### WRITTEN REQUEST:
From the entries below, copy every line that holds the word "如需改动".
━━━━━ INFORMATION SUPPLIED ━━━━━
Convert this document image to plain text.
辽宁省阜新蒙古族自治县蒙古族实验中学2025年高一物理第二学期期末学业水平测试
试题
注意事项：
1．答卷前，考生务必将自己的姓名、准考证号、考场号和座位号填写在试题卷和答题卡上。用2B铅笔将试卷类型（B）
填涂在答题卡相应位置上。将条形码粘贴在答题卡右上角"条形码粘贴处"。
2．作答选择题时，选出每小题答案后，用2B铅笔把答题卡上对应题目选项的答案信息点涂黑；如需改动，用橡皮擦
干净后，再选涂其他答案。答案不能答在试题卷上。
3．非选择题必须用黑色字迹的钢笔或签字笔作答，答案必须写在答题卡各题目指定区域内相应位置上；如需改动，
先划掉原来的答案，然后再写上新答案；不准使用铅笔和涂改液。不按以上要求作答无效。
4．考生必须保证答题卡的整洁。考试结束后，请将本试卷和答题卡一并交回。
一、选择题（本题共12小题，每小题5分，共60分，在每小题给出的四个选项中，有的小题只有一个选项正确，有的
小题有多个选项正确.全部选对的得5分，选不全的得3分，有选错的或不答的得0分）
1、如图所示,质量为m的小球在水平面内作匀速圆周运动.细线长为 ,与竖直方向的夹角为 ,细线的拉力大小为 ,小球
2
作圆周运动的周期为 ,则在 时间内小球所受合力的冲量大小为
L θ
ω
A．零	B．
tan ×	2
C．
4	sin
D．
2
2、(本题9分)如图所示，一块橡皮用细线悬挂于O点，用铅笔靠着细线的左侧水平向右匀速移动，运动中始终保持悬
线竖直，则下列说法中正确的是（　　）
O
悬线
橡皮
━━━━━
### EXERCISE RESPONSE:
2．作答选择题时，选出每小题答案后，用2B铅笔把答题卡上对应题目选项的答案信息点涂黑；如需改动，用橡皮擦
3．非选择题必须用黑色字迹的钢笔或签字笔作答，答案必须写在答题卡各题目指定区域内相应位置上；如需改动，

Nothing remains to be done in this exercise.